SET PROBLEM. Show only lines that include "қалған".
╭─ RECORDS FOR PROCESSING
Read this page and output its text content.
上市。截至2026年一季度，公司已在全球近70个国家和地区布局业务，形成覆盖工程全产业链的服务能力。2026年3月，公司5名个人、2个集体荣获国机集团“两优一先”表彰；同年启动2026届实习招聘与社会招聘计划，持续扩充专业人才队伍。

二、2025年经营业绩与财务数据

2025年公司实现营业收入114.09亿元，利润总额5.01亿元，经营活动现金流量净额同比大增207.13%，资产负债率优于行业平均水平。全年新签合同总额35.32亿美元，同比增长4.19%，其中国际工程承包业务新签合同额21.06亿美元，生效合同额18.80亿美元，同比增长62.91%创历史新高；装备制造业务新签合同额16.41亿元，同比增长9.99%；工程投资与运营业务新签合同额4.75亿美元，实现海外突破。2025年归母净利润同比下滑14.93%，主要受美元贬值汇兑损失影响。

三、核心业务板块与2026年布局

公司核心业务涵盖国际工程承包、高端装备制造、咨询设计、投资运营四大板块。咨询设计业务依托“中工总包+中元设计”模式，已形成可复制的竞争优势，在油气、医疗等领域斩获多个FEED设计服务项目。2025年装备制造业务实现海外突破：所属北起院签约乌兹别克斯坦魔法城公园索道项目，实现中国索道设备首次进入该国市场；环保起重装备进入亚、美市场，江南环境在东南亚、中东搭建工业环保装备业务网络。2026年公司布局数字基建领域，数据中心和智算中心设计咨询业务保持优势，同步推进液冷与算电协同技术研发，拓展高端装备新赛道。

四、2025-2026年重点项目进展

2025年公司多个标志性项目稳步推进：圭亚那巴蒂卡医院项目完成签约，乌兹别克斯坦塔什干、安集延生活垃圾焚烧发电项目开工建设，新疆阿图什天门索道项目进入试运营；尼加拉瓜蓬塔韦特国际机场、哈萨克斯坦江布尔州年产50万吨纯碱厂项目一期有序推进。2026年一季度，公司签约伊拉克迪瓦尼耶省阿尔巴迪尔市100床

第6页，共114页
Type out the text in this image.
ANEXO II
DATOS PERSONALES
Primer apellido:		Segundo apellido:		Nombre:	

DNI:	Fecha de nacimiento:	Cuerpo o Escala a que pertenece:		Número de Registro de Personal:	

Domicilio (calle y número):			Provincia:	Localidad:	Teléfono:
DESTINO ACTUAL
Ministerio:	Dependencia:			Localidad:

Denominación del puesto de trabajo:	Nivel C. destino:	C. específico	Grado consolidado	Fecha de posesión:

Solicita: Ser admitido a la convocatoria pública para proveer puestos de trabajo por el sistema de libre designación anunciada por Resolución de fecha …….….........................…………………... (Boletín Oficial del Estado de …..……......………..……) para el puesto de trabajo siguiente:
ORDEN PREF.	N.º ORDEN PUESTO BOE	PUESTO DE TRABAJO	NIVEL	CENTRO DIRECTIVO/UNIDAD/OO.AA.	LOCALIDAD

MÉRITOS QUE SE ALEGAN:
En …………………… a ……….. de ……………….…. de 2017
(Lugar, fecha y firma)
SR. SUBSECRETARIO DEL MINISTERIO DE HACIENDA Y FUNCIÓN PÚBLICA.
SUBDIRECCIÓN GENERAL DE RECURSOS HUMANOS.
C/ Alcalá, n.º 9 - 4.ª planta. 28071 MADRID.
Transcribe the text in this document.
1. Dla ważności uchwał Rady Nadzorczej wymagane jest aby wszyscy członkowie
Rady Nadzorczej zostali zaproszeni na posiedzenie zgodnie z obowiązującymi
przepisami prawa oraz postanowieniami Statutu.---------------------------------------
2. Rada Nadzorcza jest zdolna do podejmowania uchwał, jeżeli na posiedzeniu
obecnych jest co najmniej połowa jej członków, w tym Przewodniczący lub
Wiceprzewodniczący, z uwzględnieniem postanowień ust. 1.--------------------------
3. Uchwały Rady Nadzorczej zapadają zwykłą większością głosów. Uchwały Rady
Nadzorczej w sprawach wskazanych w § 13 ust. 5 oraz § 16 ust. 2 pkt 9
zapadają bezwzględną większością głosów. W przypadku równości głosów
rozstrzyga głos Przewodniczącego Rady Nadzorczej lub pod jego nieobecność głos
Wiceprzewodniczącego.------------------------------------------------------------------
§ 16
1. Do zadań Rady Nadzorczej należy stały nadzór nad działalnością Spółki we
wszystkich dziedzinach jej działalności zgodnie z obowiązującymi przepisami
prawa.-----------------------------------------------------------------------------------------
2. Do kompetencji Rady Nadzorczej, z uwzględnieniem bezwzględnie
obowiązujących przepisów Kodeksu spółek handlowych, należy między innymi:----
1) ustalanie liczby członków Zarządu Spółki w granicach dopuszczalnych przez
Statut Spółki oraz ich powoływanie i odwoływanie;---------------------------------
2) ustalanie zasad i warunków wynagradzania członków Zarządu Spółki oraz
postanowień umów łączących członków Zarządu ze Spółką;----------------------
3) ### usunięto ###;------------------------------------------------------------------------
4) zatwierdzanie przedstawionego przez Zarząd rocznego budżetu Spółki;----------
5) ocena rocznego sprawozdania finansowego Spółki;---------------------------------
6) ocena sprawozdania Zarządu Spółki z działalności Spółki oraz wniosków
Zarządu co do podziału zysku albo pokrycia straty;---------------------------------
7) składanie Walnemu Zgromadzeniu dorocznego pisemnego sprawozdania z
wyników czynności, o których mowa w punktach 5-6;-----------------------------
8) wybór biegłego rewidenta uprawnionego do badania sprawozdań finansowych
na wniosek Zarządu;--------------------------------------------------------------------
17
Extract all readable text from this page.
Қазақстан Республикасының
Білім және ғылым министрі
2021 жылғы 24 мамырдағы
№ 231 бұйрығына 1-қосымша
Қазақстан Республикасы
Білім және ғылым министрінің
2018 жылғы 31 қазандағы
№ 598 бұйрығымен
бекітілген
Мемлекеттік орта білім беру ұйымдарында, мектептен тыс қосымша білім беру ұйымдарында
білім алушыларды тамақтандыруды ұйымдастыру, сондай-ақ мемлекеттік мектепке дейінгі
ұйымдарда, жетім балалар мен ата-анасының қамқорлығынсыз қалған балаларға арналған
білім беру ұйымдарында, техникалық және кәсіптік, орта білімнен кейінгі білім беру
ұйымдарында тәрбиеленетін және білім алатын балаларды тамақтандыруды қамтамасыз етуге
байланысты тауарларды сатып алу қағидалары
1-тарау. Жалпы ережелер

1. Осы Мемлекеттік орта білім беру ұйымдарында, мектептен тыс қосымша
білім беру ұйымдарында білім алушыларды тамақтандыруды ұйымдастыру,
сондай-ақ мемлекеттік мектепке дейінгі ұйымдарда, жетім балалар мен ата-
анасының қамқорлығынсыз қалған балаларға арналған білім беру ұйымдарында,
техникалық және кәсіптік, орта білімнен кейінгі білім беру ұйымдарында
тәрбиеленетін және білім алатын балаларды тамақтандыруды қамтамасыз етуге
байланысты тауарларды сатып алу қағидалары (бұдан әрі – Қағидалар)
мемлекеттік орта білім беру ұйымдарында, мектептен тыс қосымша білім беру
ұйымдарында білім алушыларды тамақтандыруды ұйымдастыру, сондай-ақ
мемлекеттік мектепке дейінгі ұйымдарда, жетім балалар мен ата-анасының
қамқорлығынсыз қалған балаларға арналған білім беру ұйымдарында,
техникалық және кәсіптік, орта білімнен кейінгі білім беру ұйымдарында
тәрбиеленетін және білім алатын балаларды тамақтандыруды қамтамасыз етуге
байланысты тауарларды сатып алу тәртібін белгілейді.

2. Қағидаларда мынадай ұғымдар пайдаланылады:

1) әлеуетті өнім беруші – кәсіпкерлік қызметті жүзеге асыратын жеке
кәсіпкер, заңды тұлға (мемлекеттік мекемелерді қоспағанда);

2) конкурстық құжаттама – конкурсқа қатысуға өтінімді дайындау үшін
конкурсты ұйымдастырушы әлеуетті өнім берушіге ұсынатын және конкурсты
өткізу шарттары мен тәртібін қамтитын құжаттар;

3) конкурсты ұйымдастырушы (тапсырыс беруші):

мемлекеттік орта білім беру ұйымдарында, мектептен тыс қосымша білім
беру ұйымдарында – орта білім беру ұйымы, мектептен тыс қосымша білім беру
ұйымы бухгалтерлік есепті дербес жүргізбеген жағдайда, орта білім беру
╰─
EXERCISE ANSWER.
ұйымдарда, жетім балалар мен ата-анасының қамқорлығынсыз қалған балаларға арналған
анасының қамқорлығынсыз қалған балаларға арналған білім беру ұйымдарында,
қамқорлығынсыз қалған балаларға арналған білім беру ұйымдарында,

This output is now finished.